**STORED RECORDS:**
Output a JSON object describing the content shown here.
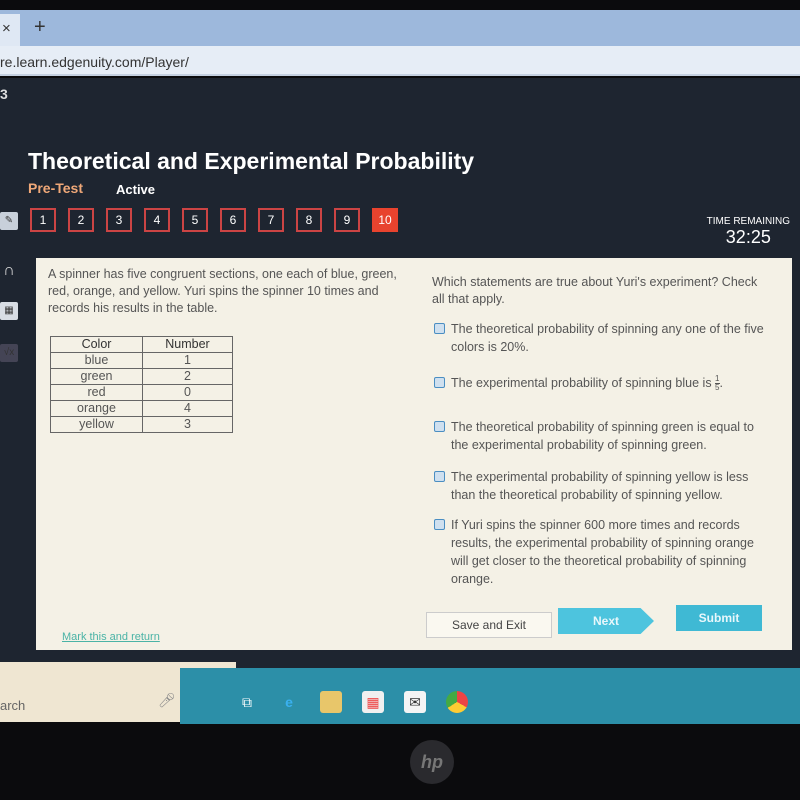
{
  "browser": {
    "close_glyph": "×",
    "new_tab_glyph": "+",
    "url": "re.learn.edgenuity.com/Player/"
  },
  "app": {
    "header_fragment": "3",
    "title": "Theoretical and Experimental Probability",
    "subtitle": "Pre-Test",
    "status": "Active",
    "questions": [
      "1",
      "2",
      "3",
      "4",
      "5",
      "6",
      "7",
      "8",
      "9",
      "10"
    ],
    "current_question": "10",
    "timer": {
      "label": "TIME REMAINING",
      "value": "32:25"
    },
    "side_tools": [
      "pencil-icon",
      "headphones-icon",
      "calculator-icon",
      "sqrt-icon"
    ],
    "sqrt_glyph": "√x"
  },
  "prompt": "A spinner has five congruent sections, one each of blue, green, red, orange, and yellow. Yuri spins the spinner 10 times and records his results in the table.",
  "table": {
    "headers": [
      "Color",
      "Number"
    ],
    "rows": [
      [
        "blue",
        "1"
      ],
      [
        "green",
        "2"
      ],
      [
        "red",
        "0"
      ],
      [
        "orange",
        "4"
      ],
      [
        "yellow",
        "3"
      ]
    ]
  },
  "question": "Which statements are true about Yuri's experiment? Check all that apply.",
  "options": [
    {
      "text": "The theoretical probability of spinning any one of the five colors is 20%.",
      "checked": false
    },
    {
      "text": "The experimental probability of spinning blue is ",
      "fraction": {
        "num": "1",
        "den": "5"
      },
      "suffix": ".",
      "checked": false
    },
    {
      "text": "The theoretical probability of spinning green is equal to the experimental probability of spinning green.",
      "checked": false
    },
    {
      "text": "The experimental probability of spinning yellow is less than the theoretical probability of spinning yellow.",
      "checked": false
    },
    {
      "text": "If Yuri spins the spinner 600 more times and records results, the experimental probability of spinning orange will get closer to the theoretical probability of spinning orange.",
      "checked": false
    }
  ],
  "buttons": {
    "mark": "Mark this and return",
    "save": "Save and Exit",
    "next": "Next",
    "submit": "Submit"
  },
  "colors": {
    "accent": "#e8432e",
    "button": "#4dc4de",
    "subtitle": "#f0a878",
    "header": "#1e2530",
    "taskbar": "#2c8fa8"
  },
  "taskbar": {
    "search_text": "arch",
    "icons": [
      "task-view-icon",
      "edge-icon",
      "file-explorer-icon",
      "store-icon",
      "mail-icon",
      "chrome-icon"
    ]
  },
  "logo": "hp"
}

**BRIEF:**
Retype each line of the listing above word for word. Exclude the pictures.

**EXPECTED ANSWER:**
Output a JSON object describing the content shown here.
{
  "browser": {
    "close_glyph": "×",
    "new_tab_glyph": "+",
    "url": "re.learn.edgenuity.com/Player/"
  },
  "app": {
    "header_fragment": "3",
    "title": "Theoretical and Experimental Probability",
    "subtitle": "Pre-Test",
    "status": "Active",
    "questions": [
      "1",
      "2",
      "3",
      "4",
      "5",
      "6",
      "7",
      "8",
      "9",
      "10"
    ],
    "current_question": "10",
    "timer": {
      "label": "TIME REMAINING",
      "value": "32:25"
    },
    "side_tools": [
      "pencil-icon",
      "headphones-icon",
      "calculator-icon",
      "sqrt-icon"
    ],
    "sqrt_glyph": "√x"
  },
  "prompt": "A spinner has five congruent sections, one each of blue, green, red, orange, and yellow. Yuri spins the spinner 10 times and records his results in the table.",
  "table": {
    "headers": [
      "Color",
      "Number"
    ],
    "rows": [
      [
        "blue",
        "1"
      ],
      [
        "green",
        "2"
      ],
      [
        "red",
        "0"
      ],
      [
        "orange",
        "4"
      ],
      [
        "yellow",
        "3"
      ]
    ]
  },
  "question": "Which statements are true about Yuri's experiment? Check all that apply.",
  "options": [
    {
      "text": "The theoretical probability of spinning any one of the five colors is 20%.",
      "checked": false
    },
    {
      "text": "The experimental probability of spinning blue is ",
      "fraction": {
        "num": "1",
        "den": "5"
      },
      "suffix": ".",
      "checked": false
    },
    {
      "text": "The theoretical probability of spinning green is equal to the experimental probability of spinning green.",
      "checked": false
    },
    {
      "text": "The experimental probability of spinning yellow is less than the theoretical probability of spinning yellow.",
      "checked": false
    },
    {
      "text": "If Yuri spins the spinner 600 more times and records results, the experimental probability of spinning orange will get closer to the theoretical probability of spinning orange.",
      "checked": false
    }
  ],
  "buttons": {
    "mark": "Mark this and return",
    "save": "Save and Exit",
    "next": "Next",
    "submit": "Submit"
  },
  "colors": {
    "accent": "#e8432e",
    "button": "#4dc4de",
    "subtitle": "#f0a878",
    "header": "#1e2530",
    "taskbar": "#2c8fa8"
  },
  "taskbar": {
    "search_text": "arch",
    "icons": [
      "task-view-icon",
      "edge-icon",
      "file-explorer-icon",
      "store-icon",
      "mail-icon",
      "chrome-icon"
    ]
  },
  "logo": "hp"
}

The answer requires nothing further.